Determine which lines of the records include the word "JSON", and copy them.
-------- INPUT MATERIAL --------
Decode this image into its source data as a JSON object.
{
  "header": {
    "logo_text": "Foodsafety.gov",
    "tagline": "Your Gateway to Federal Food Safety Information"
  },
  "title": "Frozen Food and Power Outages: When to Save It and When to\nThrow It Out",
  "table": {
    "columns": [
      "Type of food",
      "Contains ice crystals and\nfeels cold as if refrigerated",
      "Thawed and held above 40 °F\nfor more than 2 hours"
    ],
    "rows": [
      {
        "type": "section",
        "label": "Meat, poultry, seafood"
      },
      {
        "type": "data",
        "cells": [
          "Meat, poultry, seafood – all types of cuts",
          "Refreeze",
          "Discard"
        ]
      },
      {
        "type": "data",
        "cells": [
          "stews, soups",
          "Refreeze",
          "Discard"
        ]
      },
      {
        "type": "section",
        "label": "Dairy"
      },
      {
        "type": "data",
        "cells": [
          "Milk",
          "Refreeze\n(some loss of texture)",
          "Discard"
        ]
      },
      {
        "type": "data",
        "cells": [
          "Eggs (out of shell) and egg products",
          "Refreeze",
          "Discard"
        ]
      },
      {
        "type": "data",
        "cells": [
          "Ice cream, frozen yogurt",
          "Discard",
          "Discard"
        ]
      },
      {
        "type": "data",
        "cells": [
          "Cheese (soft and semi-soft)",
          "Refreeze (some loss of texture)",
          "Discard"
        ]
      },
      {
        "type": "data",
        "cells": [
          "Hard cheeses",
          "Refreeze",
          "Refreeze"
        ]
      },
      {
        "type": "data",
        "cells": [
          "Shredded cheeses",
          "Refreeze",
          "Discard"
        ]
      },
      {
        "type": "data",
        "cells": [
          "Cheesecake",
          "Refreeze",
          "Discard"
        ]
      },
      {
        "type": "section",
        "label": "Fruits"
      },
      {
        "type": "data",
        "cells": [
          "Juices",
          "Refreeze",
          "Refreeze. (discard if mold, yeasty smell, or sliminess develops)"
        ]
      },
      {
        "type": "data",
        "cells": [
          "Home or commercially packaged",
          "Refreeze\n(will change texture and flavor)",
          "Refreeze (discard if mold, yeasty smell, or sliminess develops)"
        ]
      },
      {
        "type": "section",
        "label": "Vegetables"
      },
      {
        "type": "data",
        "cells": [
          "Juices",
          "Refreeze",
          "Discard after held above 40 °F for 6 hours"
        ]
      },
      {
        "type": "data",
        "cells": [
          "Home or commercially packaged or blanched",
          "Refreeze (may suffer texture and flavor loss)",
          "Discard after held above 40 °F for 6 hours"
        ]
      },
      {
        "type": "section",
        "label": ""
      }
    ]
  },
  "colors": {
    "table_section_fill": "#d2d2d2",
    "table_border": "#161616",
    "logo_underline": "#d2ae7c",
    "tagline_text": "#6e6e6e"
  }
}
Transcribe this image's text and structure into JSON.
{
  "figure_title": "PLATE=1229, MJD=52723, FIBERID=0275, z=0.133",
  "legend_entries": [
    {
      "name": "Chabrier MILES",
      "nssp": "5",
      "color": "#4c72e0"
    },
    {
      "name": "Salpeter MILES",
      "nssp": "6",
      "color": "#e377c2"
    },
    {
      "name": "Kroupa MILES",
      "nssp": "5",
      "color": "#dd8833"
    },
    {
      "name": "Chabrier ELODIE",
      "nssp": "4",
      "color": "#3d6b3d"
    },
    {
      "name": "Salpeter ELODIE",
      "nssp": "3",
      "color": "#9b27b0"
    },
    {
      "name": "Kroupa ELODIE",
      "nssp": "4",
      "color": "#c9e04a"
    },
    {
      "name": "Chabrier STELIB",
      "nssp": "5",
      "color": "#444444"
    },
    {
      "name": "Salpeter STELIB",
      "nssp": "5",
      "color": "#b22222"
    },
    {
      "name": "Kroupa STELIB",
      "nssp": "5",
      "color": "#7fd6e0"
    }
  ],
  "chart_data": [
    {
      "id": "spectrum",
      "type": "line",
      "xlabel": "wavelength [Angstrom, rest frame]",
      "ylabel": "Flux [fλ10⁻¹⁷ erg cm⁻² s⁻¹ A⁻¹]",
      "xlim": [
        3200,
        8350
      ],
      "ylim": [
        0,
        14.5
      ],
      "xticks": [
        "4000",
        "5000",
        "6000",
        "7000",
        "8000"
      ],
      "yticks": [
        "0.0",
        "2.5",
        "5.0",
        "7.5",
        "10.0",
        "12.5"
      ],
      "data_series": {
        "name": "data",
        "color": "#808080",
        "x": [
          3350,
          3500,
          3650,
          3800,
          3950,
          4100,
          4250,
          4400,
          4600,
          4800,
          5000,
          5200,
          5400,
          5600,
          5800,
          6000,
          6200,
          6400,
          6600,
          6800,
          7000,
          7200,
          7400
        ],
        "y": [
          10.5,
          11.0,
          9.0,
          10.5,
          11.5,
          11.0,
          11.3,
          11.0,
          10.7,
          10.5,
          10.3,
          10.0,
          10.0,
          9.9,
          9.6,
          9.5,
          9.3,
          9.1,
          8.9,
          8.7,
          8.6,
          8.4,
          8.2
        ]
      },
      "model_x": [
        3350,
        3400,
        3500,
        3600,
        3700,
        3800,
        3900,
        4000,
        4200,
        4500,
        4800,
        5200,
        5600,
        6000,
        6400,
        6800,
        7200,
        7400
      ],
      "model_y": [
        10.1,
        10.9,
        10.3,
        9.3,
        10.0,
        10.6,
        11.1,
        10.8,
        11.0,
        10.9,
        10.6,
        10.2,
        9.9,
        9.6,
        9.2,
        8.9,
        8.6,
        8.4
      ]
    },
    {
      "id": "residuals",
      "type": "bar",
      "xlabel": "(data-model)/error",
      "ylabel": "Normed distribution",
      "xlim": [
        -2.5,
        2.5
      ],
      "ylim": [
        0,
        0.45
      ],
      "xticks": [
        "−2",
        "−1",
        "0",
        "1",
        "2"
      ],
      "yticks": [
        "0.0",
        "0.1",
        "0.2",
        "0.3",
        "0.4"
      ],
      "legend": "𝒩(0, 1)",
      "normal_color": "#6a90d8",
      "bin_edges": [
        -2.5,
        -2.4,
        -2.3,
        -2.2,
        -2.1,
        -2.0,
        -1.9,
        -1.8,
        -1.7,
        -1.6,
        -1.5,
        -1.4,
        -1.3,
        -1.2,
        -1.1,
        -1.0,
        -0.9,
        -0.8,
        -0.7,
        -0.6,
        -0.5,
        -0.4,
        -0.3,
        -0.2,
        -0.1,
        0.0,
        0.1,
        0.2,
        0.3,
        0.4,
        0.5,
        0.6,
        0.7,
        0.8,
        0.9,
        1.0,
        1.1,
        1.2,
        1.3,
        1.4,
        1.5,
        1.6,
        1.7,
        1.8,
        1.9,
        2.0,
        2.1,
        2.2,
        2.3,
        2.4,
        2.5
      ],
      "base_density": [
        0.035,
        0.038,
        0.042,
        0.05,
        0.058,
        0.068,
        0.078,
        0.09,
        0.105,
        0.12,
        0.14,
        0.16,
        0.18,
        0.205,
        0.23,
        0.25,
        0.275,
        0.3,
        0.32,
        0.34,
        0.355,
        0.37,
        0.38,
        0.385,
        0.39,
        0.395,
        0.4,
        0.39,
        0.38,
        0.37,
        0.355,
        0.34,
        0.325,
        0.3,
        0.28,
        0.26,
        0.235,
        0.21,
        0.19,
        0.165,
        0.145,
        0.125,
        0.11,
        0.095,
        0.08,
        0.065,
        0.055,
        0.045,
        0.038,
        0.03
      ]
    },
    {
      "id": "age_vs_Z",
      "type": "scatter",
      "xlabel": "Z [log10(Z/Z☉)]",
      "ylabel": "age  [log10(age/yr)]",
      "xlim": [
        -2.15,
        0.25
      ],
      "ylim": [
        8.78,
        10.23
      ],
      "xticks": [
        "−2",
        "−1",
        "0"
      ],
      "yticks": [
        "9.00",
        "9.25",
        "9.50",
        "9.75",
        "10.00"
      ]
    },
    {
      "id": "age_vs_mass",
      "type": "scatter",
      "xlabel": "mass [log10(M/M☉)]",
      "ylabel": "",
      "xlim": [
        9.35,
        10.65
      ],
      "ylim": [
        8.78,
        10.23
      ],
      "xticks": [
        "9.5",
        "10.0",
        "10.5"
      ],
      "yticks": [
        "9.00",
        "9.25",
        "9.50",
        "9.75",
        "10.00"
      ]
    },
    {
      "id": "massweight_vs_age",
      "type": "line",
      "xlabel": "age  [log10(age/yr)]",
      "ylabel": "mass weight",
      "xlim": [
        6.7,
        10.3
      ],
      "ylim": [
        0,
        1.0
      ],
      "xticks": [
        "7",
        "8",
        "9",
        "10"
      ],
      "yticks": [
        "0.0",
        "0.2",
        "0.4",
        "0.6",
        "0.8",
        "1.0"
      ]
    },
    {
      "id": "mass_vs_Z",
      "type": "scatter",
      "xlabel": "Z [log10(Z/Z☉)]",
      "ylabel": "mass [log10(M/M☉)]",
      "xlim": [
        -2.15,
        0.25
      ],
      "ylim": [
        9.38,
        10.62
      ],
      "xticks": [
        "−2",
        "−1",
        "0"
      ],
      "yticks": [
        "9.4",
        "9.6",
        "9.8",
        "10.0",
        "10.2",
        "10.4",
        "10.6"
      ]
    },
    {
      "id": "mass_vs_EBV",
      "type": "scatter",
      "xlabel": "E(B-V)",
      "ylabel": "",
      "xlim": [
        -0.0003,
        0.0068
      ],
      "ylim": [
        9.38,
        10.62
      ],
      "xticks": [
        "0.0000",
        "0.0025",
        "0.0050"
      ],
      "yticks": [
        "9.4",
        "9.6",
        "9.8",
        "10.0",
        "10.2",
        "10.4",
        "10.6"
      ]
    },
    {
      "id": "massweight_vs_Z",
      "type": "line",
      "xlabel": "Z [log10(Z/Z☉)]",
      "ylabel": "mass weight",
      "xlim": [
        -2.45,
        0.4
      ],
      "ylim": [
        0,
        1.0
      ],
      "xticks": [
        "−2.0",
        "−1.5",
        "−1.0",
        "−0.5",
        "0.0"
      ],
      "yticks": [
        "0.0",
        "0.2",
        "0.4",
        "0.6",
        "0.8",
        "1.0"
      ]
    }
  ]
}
--------
*SOLUTION TO THIS TASK:*
Decode this image into its source data as a JSON object.
Transcribe this image's text and structure into JSON.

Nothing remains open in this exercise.